#### RAW DATA
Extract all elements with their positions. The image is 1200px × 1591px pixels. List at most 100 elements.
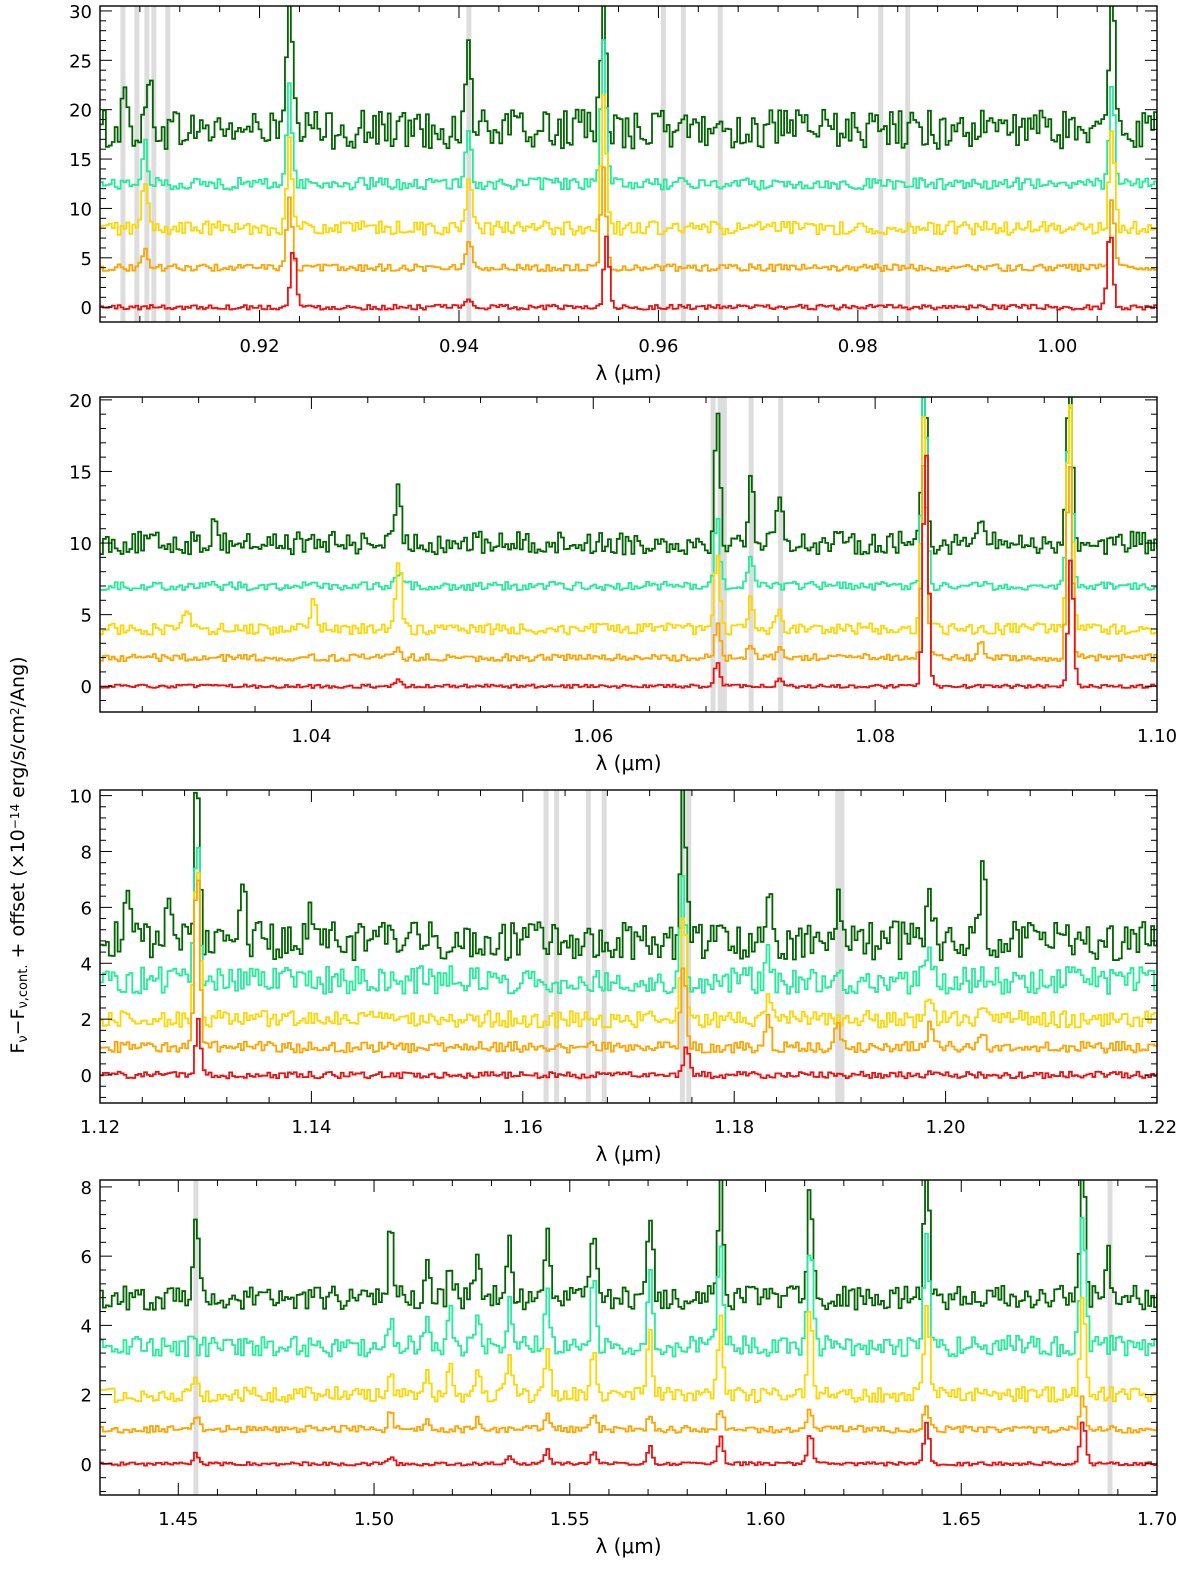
spectrum-series-5 xyxy=(100,454,1157,689)
x-tick-label: 1.50 xyxy=(354,1509,394,1530)
y-tick-label: 8 xyxy=(81,842,92,863)
telluric-band xyxy=(543,790,549,1103)
spectrum-series-5 xyxy=(100,1017,1157,1080)
y-tick-label: 4 xyxy=(81,954,92,975)
x-tick-label: 0.94 xyxy=(439,336,479,357)
y-tick-label: 20 xyxy=(69,101,92,122)
spectrum-panel-3: 1.12 1.14 1.16 1.18 1.20 1.22 0 2 4 6 8 10 λ (μm) xyxy=(69,787,1177,1166)
spectrum-panel-4: 1.45 1.50 1.55 1.60 1.65 1.70 0 2 4 6 8 λ (μm) xyxy=(81,1178,1177,1558)
telluric-band xyxy=(835,790,841,1103)
spectrum-series-4 xyxy=(100,879,1157,1054)
y-tick-label: 0 xyxy=(81,1455,92,1476)
telluric-band xyxy=(660,6,666,322)
x-tick-label: 1.18 xyxy=(714,1117,754,1138)
spectrum-panel-1: 0.92 0.94 0.96 0.98 1.00 0 5 10 15 20 25 30 λ (μm) xyxy=(69,2,1158,385)
y-tick-label: 5 xyxy=(81,249,92,270)
shared-y-axis-label: Fν−Fν,cont. + offset (×10−14 erg/s/cm2/A… xyxy=(7,656,31,1053)
y-tick-label: 8 xyxy=(81,1178,92,1199)
x-tick-label: 0.98 xyxy=(838,336,878,357)
y-tick-label: 0 xyxy=(81,677,92,698)
spectrum-series-3 xyxy=(100,1296,1157,1404)
telluric-band xyxy=(134,6,140,322)
x-tick-label: 1.60 xyxy=(745,1509,785,1530)
telluric-band xyxy=(679,790,685,1103)
y-tick-label: 5 xyxy=(81,606,92,627)
panel-frame xyxy=(99,396,1158,713)
x-tick-label: 1.20 xyxy=(926,1117,966,1138)
spectrum-series-3 xyxy=(100,404,1157,636)
x-tick-label: 1.12 xyxy=(80,1117,120,1138)
telluric-band xyxy=(120,6,126,322)
telluric-band xyxy=(717,6,723,322)
spectrum-series-5 xyxy=(100,1421,1157,1467)
spectrum-series-1 xyxy=(100,397,1157,556)
spectrum-series-4 xyxy=(100,1395,1157,1434)
telluric-band xyxy=(585,790,591,1103)
y-tick-label: 6 xyxy=(81,898,92,919)
spectrum-series-2 xyxy=(100,846,1157,995)
y-tick-label: 2 xyxy=(81,1386,92,1407)
telluric-band xyxy=(878,6,884,322)
x-tick-label: 0.92 xyxy=(240,336,280,357)
x-tick-label: 1.00 xyxy=(1037,336,1077,357)
y-tick-label: 30 xyxy=(69,2,92,23)
panel-frame xyxy=(99,789,1158,1104)
telluric-band xyxy=(839,790,845,1103)
spectrum-series-4 xyxy=(100,166,1157,273)
spectrum-series-1 xyxy=(100,6,1157,150)
x-tick-label: 1.70 xyxy=(1137,1509,1177,1530)
y-tick-label: 0 xyxy=(81,298,92,319)
x-tick-label: 1.04 xyxy=(291,726,331,747)
y-tick-label: 20 xyxy=(69,391,92,412)
y-tick-label: 2 xyxy=(81,1010,92,1031)
x-axis-label: λ (μm) xyxy=(595,361,661,385)
x-axis-label: λ (μm) xyxy=(595,1142,661,1166)
telluric-band xyxy=(151,6,157,322)
spectrum-series-1 xyxy=(100,790,1157,962)
y-tick-label: 15 xyxy=(69,462,92,483)
spectrum-series-5 xyxy=(100,235,1157,311)
telluric-band xyxy=(778,397,784,712)
x-tick-label: 1.55 xyxy=(550,1509,590,1530)
spectrum-series-4 xyxy=(100,465,1157,663)
spectrum-series-3 xyxy=(100,94,1157,236)
y-tick-label: 25 xyxy=(69,51,92,72)
panel-frame xyxy=(99,5,1158,323)
panel-frame xyxy=(99,1179,1158,1496)
y-tick-label: 15 xyxy=(69,150,92,171)
x-tick-label: 0.96 xyxy=(638,336,678,357)
y-tick-label: 10 xyxy=(69,199,92,220)
spectrum-series-2 xyxy=(100,1216,1157,1358)
spectrum-panel-2: 1.04 1.06 1.08 1.10 0 5 10 15 20 λ (μm) xyxy=(69,391,1177,775)
x-tick-label: 1.45 xyxy=(158,1509,198,1530)
x-tick-label: 1.10 xyxy=(1137,726,1177,747)
y-tick-label: 0 xyxy=(81,1066,92,1087)
spectrum-series-3 xyxy=(100,871,1157,1029)
telluric-band xyxy=(748,397,754,712)
telluric-band xyxy=(554,790,560,1103)
telluric-band xyxy=(466,6,472,322)
y-tick-label: 4 xyxy=(81,1316,92,1337)
spectrum-series-1 xyxy=(100,1180,1157,1311)
spectrum-series-2 xyxy=(100,39,1157,191)
y-tick-label: 10 xyxy=(69,534,92,555)
x-axis-label: λ (μm) xyxy=(595,1534,661,1558)
x-axis-label: λ (μm) xyxy=(595,751,661,775)
telluric-band xyxy=(680,6,686,322)
x-tick-label: 1.16 xyxy=(503,1117,543,1138)
telluric-band xyxy=(686,790,692,1103)
spectrum-series-2 xyxy=(100,397,1157,592)
x-tick-label: 1.65 xyxy=(941,1509,981,1530)
telluric-band xyxy=(165,6,171,322)
x-tick-label: 1.14 xyxy=(291,1117,331,1138)
telluric-band xyxy=(193,1180,199,1495)
telluric-band xyxy=(721,397,727,712)
x-tick-label: 1.22 xyxy=(1137,1117,1177,1138)
y-tick-label: 10 xyxy=(69,787,92,808)
x-tick-label: 1.08 xyxy=(855,726,895,747)
telluric-band xyxy=(905,6,911,322)
y-tick-label: 6 xyxy=(81,1247,92,1268)
x-tick-label: 1.06 xyxy=(573,726,613,747)
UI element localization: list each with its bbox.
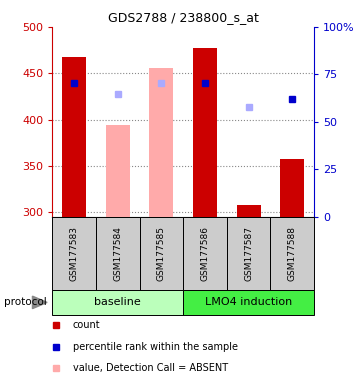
Bar xyxy=(227,217,270,290)
Bar xyxy=(149,68,173,217)
Text: protocol: protocol xyxy=(4,297,46,308)
Text: value, Detection Call = ABSENT: value, Detection Call = ABSENT xyxy=(73,362,228,373)
Bar xyxy=(280,159,304,217)
Bar xyxy=(62,58,86,217)
Bar xyxy=(52,217,96,290)
Bar xyxy=(183,290,314,315)
Bar xyxy=(106,125,130,217)
Text: count: count xyxy=(73,320,100,331)
Text: GSM177583: GSM177583 xyxy=(70,226,79,281)
Bar xyxy=(193,48,217,217)
Bar xyxy=(140,217,183,290)
Text: percentile rank within the sample: percentile rank within the sample xyxy=(73,341,238,352)
Title: GDS2788 / 238800_s_at: GDS2788 / 238800_s_at xyxy=(108,11,258,24)
Text: GSM177588: GSM177588 xyxy=(288,226,297,281)
Bar xyxy=(183,217,227,290)
Bar xyxy=(96,217,140,290)
Bar xyxy=(52,290,183,315)
Text: GSM177587: GSM177587 xyxy=(244,226,253,281)
Text: baseline: baseline xyxy=(94,297,141,308)
Text: GSM177584: GSM177584 xyxy=(113,226,122,281)
Bar xyxy=(270,217,314,290)
Text: LMO4 induction: LMO4 induction xyxy=(205,297,292,308)
Text: GSM177586: GSM177586 xyxy=(200,226,209,281)
Bar xyxy=(237,205,261,217)
Polygon shape xyxy=(32,296,47,309)
Text: GSM177585: GSM177585 xyxy=(157,226,166,281)
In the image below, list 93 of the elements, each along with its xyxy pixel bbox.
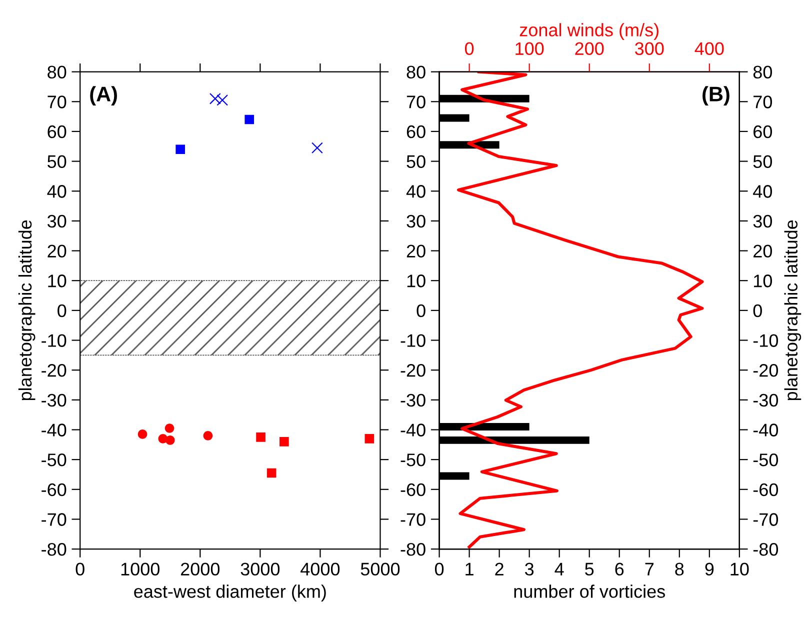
y-tick-label: -70 [42,513,66,526]
y2-tick-label: -50 [753,454,778,466]
y-tick-label: -20 [42,364,66,377]
y-tick-label: -70 [400,513,426,526]
x-axis-title: number of vorticies [514,584,665,598]
point [266,468,276,478]
point [176,144,185,154]
point [203,431,213,440]
annotation: (B) [702,86,730,106]
y-tick-label: 10 [48,274,66,288]
x-tick-label: 0 [434,562,444,576]
point [364,434,374,444]
x2-tick-label: 0 [464,42,474,56]
y-tick-label: -10 [42,334,66,347]
y-tick-label: 60 [406,125,426,138]
y-tick-label: 80 [406,66,426,79]
x2-axis-title: zonal winds (m/s) [520,23,658,40]
x-tick-label: 3 [524,562,534,576]
y2-tick-label: -20 [753,364,778,377]
x-tick-label: 4000 [300,562,340,576]
y2-tick-label: -60 [753,483,778,496]
x-axis-title: east-west diameter (km) [134,584,326,602]
point [138,430,148,439]
point [165,436,175,445]
y2-tick-label: -80 [753,542,778,556]
y-tick-label: 30 [406,214,426,228]
y2-tick-label: -40 [753,424,778,436]
x-tick-label: 5 [585,562,594,576]
point [216,94,228,106]
y-tick-label: -40 [42,424,66,436]
y-tick-label: 20 [48,244,66,258]
y2-tick-label: 30 [753,214,772,228]
y2-tick-label: 80 [753,66,772,79]
x-tick-label: 2000 [180,562,220,576]
y-tick-label: 20 [406,244,426,258]
point [311,142,323,154]
y-tick-label: -80 [400,542,426,556]
x2-tick-label: 100 [516,42,544,56]
y2-axis-title: planetographic latitude [784,220,802,400]
y-tick-label: -30 [400,394,426,407]
y-tick-label: -20 [400,364,426,377]
y-tick-label: 40 [406,185,426,198]
y2-tick-label: -70 [753,513,778,526]
y-tick-label: 60 [48,125,66,138]
x-tick-label: 3000 [240,562,280,576]
x-tick-label: 1 [466,562,474,576]
y-tick-label: -60 [400,483,426,496]
x-tick-label: 8 [675,562,684,576]
y-tick-label: -10 [400,334,426,347]
x2-tick-label: 200 [575,42,604,56]
x-tick-label: 7 [645,562,654,576]
y2-tick-label: -10 [753,334,778,347]
x-tick-label: 10 [730,562,749,576]
y2-tick-label: 40 [753,185,772,198]
x2-tick-label: 300 [635,42,664,56]
x2-tick-label: 400 [694,42,724,56]
y-tick-label: -50 [42,454,66,466]
y-tick-label: 80 [48,66,66,79]
y-tick-label: 50 [48,155,66,168]
x-tick-label: 1000 [121,562,160,576]
y-tick-label: -30 [42,394,66,407]
y2-tick-label: -30 [753,394,778,407]
annotation: (A) [90,86,117,106]
y-tick-label: -60 [42,483,66,496]
y2-tick-label: 60 [754,125,772,138]
y-tick-label: 30 [48,214,66,228]
x-tick-label: 0 [76,562,84,576]
y2-tick-label: 70 [754,96,772,108]
point [209,92,221,104]
x-tick-label: 9 [705,562,714,576]
point [244,114,254,124]
x-tick-label: 5000 [360,562,400,576]
y2-tick-label: 10 [754,274,772,288]
y2-tick-label: 50 [753,155,772,168]
y-tick-label: 0 [58,304,66,318]
x-tick-label: 4 [554,562,564,576]
y-tick-label: -80 [42,542,66,556]
y-tick-label: -50 [400,454,426,466]
x-tick-label: 2 [495,562,504,576]
y-tick-label: 0 [416,304,426,318]
y-tick-label: 10 [407,274,426,288]
y-tick-label: 50 [406,155,426,168]
y2-tick-label: 20 [754,244,772,258]
y2-tick-label: 0 [753,304,762,318]
y-tick-label: -40 [400,424,426,436]
y-axis-title: planetographic latitude [18,220,36,400]
point [256,432,266,442]
y-tick-label: 40 [47,185,66,198]
point [164,424,174,433]
x-tick-label: 6 [615,562,624,576]
y-tick-label: 70 [48,96,66,108]
point [280,437,289,446]
y-tick-label: 70 [406,96,426,108]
########
* WHAT TO PRODUCE
Starting with the line containing "spectrum-series-5 xyxy=(100,454,1157,689)" and going on through the line containing "x-tick-label: 1.60 xyxy=(745,1509,785,1530)", rewrite the records with "telluric-band" swapped out for "absorption-band", leaving everything else unchanged. Give only those lines.

* RESULT OF THE EXERCISE
spectrum-series-5 xyxy=(100,454,1157,689)
x-tick-label: 1.50 xyxy=(354,1509,394,1530)
y-tick-label: 8 xyxy=(81,842,92,863)
absorption-band xyxy=(543,790,549,1103)
spectrum-series-5 xyxy=(100,1017,1157,1080)
y-tick-label: 4 xyxy=(81,954,92,975)
x-tick-label: 0.94 xyxy=(439,336,479,357)
y-tick-label: 20 xyxy=(69,101,92,122)
spectrum-panel-3: 1.12 1.14 1.16 1.18 1.20 1.22 0 2 4 6 8 10 λ (μm) xyxy=(69,787,1177,1166)
spectrum-panel-4: 1.45 1.50 1.55 1.60 1.65 1.70 0 2 4 6 8 λ (μm) xyxy=(81,1178,1177,1558)
absorption-band xyxy=(835,790,841,1103)
spectrum-series-4 xyxy=(100,879,1157,1054)
y-tick-label: 0 xyxy=(81,1455,92,1476)
absorption-band xyxy=(660,6,666,322)
x-tick-label: 1.18 xyxy=(714,1117,754,1138)
spectrum-panel-1: 0.92 0.94 0.96 0.98 1.00 0 5 10 15 20 25 30 λ (μm) xyxy=(69,2,1158,385)
y-tick-label: 5 xyxy=(81,249,92,270)
shared-y-axis-label: Fν−Fν,cont. + offset (×10−14 erg/s/cm2/A… xyxy=(7,656,31,1053)
y-tick-label: 8 xyxy=(81,1178,92,1199)
x-tick-label: 0.98 xyxy=(838,336,878,357)
y-tick-label: 0 xyxy=(81,677,92,698)
spectrum-series-3 xyxy=(100,1296,1157,1404)
absorption-band xyxy=(134,6,140,322)
x-tick-label: 1.60 xyxy=(745,1509,785,1530)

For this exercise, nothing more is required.